From the entries below, list each line with "כספים".

▶

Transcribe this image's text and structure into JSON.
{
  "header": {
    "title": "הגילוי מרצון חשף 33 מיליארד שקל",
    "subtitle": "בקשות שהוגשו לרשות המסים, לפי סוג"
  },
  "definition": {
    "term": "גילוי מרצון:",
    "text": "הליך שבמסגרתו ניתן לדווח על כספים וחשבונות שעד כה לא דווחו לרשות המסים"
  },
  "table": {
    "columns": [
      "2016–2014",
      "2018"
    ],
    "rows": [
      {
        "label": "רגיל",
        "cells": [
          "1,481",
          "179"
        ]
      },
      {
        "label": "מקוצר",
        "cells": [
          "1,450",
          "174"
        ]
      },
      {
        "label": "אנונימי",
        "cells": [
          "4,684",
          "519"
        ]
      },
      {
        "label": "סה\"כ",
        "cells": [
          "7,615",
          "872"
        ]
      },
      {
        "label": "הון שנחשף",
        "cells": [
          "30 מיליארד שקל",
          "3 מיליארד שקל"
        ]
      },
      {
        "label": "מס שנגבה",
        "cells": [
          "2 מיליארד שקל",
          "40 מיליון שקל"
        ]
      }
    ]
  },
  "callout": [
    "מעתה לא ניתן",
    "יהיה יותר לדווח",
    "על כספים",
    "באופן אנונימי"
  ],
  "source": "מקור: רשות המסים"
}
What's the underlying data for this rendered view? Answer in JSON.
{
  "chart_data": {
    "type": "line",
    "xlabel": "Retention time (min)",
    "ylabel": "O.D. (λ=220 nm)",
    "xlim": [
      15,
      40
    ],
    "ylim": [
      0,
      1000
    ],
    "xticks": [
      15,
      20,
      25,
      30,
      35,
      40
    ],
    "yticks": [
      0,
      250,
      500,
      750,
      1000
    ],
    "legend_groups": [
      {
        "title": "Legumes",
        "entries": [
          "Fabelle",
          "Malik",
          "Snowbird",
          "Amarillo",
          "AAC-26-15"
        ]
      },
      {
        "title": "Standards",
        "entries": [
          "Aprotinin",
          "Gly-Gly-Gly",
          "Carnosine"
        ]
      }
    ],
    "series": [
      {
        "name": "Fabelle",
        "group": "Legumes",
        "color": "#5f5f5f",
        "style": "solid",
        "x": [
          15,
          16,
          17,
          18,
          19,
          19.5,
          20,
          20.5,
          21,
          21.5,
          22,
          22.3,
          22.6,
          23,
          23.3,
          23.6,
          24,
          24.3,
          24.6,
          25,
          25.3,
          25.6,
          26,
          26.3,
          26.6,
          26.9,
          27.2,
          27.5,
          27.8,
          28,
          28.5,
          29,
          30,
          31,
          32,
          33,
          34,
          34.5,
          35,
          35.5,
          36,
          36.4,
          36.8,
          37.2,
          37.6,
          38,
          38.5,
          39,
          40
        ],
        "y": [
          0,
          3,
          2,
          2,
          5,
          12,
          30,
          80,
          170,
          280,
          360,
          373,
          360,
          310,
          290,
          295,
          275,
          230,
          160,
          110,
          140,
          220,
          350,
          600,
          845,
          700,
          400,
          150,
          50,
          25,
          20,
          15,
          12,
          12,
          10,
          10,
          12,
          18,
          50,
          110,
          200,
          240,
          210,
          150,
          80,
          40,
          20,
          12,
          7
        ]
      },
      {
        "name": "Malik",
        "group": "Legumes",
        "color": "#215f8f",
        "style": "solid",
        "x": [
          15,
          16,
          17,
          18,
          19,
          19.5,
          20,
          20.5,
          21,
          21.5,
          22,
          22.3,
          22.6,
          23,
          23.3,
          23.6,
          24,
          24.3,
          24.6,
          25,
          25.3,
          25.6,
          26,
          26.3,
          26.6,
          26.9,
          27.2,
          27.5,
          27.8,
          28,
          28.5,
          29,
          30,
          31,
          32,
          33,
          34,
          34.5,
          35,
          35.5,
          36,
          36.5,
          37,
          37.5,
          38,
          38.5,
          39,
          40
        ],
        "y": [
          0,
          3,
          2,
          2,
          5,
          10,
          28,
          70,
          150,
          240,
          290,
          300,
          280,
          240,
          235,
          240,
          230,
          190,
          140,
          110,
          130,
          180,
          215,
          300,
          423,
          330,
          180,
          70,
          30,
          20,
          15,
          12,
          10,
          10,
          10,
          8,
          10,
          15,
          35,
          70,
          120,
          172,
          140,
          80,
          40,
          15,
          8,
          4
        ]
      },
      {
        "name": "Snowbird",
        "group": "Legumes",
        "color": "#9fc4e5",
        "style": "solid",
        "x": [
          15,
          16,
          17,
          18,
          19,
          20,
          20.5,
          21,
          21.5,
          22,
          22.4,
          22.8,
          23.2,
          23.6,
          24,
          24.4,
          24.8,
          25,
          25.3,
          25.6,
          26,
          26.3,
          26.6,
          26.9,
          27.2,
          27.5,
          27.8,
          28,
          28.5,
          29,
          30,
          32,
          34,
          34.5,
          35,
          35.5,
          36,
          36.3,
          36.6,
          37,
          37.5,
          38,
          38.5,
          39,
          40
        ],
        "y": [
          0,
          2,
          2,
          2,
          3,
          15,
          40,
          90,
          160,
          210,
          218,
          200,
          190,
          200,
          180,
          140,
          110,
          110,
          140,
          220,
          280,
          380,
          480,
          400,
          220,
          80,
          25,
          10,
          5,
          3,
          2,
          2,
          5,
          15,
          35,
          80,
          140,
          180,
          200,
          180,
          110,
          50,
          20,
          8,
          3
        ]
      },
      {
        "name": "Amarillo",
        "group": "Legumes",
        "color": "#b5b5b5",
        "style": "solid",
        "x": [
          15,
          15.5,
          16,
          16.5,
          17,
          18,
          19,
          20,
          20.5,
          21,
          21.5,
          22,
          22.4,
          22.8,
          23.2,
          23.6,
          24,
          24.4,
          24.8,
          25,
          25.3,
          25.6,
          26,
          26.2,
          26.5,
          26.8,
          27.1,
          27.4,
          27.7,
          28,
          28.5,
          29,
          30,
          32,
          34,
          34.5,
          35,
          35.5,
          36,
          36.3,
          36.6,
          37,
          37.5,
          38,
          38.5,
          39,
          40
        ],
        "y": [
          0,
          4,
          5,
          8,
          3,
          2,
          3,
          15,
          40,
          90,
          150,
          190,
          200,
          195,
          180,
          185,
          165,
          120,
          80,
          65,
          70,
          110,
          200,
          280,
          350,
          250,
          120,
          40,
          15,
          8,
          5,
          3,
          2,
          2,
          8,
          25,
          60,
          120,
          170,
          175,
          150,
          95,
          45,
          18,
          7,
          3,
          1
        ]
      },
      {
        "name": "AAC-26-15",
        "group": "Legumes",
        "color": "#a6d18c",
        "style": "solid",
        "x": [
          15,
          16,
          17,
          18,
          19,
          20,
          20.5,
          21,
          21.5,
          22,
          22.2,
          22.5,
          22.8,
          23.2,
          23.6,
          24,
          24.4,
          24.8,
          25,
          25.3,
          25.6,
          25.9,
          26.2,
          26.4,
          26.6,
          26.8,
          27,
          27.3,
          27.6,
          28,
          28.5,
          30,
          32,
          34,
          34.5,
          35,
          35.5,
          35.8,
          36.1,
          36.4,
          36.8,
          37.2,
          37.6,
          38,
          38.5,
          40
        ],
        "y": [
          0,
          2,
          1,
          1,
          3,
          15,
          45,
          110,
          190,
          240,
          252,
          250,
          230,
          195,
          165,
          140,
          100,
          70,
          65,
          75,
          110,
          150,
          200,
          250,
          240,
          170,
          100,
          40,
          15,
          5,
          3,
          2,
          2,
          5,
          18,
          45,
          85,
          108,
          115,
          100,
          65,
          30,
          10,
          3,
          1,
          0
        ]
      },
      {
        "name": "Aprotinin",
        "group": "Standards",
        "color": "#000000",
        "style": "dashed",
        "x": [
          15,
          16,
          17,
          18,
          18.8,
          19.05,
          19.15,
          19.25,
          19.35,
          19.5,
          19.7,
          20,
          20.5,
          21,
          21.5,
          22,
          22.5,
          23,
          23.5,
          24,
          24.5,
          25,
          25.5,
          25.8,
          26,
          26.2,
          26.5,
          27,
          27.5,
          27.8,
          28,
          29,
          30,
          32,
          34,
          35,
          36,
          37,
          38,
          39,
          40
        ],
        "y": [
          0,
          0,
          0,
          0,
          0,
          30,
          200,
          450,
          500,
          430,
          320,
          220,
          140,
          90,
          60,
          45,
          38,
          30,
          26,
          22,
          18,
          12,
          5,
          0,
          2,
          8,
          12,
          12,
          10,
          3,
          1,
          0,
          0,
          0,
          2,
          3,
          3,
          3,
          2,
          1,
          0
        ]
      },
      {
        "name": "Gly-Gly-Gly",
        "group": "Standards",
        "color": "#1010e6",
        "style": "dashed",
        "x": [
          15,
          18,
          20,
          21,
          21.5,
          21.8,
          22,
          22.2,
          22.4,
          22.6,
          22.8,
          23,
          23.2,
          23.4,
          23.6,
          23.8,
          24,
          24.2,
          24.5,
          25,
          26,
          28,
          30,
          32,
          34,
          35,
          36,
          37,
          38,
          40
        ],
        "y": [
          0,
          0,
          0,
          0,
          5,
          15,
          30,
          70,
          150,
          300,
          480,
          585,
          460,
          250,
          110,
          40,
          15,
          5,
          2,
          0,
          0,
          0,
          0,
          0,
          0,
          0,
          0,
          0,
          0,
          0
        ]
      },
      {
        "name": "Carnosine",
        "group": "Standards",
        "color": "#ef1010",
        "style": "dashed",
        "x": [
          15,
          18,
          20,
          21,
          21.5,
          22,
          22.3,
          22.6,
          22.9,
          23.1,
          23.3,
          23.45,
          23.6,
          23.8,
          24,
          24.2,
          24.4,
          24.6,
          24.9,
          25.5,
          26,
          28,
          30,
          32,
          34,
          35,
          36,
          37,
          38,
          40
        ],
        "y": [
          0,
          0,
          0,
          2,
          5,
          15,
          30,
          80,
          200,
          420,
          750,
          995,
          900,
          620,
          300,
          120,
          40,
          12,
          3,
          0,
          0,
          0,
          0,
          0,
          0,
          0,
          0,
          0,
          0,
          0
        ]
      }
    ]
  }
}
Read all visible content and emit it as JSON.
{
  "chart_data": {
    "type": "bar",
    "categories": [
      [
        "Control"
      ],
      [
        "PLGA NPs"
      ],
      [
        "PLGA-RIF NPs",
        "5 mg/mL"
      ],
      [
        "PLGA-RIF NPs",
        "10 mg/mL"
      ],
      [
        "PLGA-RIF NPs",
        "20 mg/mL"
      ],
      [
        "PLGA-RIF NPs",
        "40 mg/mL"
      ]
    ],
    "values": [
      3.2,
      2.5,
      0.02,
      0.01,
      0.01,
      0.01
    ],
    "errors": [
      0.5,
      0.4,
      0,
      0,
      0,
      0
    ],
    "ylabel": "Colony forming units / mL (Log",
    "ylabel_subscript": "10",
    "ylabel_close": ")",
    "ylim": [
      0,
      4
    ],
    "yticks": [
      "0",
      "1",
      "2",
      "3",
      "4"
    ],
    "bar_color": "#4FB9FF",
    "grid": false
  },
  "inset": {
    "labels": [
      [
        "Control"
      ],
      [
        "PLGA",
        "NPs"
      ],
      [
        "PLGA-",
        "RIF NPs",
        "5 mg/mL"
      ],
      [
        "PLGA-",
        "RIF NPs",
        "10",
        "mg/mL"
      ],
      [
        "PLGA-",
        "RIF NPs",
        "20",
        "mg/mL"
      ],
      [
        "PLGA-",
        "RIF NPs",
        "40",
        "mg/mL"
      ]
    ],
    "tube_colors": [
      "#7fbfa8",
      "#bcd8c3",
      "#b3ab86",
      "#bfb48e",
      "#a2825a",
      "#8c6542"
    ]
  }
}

◀

The output
    "text": "הליך שבמסגרתו ניתן לדווח על כספים וחשבונות שעד כה לא דווחו לרשות המסים"
    "על כספים",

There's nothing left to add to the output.